**GIVEN INSTRUCTION**
Restate the whole of the material. Keep every word, and drop the pictures.

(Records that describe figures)
╔══

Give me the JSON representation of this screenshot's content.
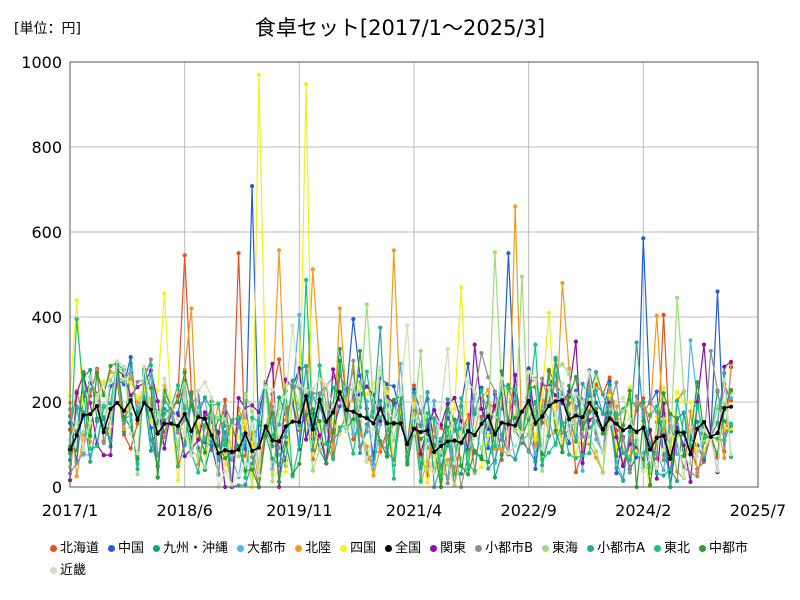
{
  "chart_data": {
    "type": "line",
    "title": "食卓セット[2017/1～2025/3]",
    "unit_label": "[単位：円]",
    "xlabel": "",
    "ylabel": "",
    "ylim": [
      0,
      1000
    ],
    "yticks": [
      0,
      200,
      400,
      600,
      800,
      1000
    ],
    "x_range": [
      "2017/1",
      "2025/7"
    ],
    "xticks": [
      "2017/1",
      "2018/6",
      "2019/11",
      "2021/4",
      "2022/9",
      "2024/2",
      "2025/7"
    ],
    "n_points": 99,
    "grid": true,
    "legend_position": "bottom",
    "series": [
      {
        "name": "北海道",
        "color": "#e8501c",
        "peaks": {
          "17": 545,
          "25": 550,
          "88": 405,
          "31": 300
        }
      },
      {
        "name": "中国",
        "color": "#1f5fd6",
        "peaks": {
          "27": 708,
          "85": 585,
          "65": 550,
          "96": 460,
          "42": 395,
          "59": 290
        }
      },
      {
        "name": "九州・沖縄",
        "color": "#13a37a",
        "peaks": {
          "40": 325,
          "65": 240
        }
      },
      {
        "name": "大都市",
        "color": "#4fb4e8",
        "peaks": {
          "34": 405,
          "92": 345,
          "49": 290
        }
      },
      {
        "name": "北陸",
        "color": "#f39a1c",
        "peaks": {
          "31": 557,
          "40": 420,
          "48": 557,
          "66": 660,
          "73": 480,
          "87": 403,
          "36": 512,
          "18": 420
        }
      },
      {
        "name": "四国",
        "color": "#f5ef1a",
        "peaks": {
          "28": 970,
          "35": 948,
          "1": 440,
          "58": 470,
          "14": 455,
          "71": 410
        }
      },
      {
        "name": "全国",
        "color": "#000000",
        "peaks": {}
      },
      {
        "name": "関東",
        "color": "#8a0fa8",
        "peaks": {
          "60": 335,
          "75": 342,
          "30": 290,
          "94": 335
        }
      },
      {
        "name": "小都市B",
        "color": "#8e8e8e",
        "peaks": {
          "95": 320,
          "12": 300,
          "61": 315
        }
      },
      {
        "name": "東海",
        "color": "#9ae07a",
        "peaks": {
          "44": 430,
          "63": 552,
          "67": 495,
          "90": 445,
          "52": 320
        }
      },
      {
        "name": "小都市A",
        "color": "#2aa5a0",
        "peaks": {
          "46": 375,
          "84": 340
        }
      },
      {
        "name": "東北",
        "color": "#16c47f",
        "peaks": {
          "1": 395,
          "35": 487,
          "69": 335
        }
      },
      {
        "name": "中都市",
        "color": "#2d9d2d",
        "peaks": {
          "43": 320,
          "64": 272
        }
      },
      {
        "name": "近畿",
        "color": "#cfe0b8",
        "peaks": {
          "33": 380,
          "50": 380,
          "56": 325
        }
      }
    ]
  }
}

╚══

**TASK OUTPUT**
Give me the JSON representation of this screenshot's content.
{
  "chart_data": {
    "type": "line",
    "title": "食卓セット[2017/1～2025/3]",
    "unit_label": "[単位：円]",
    "xlabel": "",
    "ylabel": "",
    "ylim": [
      0,
      1000
    ],
    "yticks": [
      0,
      200,
      400,
      600,
      800,
      1000
    ],
    "x_range": [
      "2017/1",
      "2025/7"
    ],
    "xticks": [
      "2017/1",
      "2018/6",
      "2019/11",
      "2021/4",
      "2022/9",
      "2024/2",
      "2025/7"
    ],
    "n_points": 99,
    "grid": true,
    "legend_position": "bottom",
    "series": [
      {
        "name": "北海道",
        "color": "#e8501c",
        "peaks": {
          "17": 545,
          "25": 550,
          "88": 405,
          "31": 300
        }
      },
      {
        "name": "中国",
        "color": "#1f5fd6",
        "peaks": {
          "27": 708,
          "85": 585,
          "65": 550,
          "96": 460,
          "42": 395,
          "59": 290
        }
      },
      {
        "name": "九州・沖縄",
        "color": "#13a37a",
        "peaks": {
          "40": 325,
          "65": 240
        }
      },
      {
        "name": "大都市",
        "color": "#4fb4e8",
        "peaks": {
          "34": 405,
          "92": 345,
          "49": 290
        }
      },
      {
        "name": "北陸",
        "color": "#f39a1c",
        "peaks": {
          "31": 557,
          "40": 420,
          "48": 557,
          "66": 660,
          "73": 480,
          "87": 403,
          "36": 512,
          "18": 420
        }
      },
      {
        "name": "四国",
        "color": "#f5ef1a",
        "peaks": {
          "28": 970,
          "35": 948,
          "1": 440,
          "58": 470,
          "14": 455,
          "71": 410
        }
      },
      {
        "name": "全国",
        "color": "#000000",
        "peaks": {}
      },
      {
        "name": "関東",
        "color": "#8a0fa8",
        "peaks": {
          "60": 335,
          "75": 342,
          "30": 290,
          "94": 335
        }
      },
      {
        "name": "小都市B",
        "color": "#8e8e8e",
        "peaks": {
          "95": 320,
          "12": 300,
          "61": 315
        }
      },
      {
        "name": "東海",
        "color": "#9ae07a",
        "peaks": {
          "44": 430,
          "63": 552,
          "67": 495,
          "90": 445,
          "52": 320
        }
      },
      {
        "name": "小都市A",
        "color": "#2aa5a0",
        "peaks": {
          "46": 375,
          "84": 340
        }
      },
      {
        "name": "東北",
        "color": "#16c47f",
        "peaks": {
          "1": 395,
          "35": 487,
          "69": 335
        }
      },
      {
        "name": "中都市",
        "color": "#2d9d2d",
        "peaks": {
          "43": 320,
          "64": 272
        }
      },
      {
        "name": "近畿",
        "color": "#cfe0b8",
        "peaks": {
          "33": 380,
          "50": 380,
          "56": 325
        }
      }
    ]
  }
}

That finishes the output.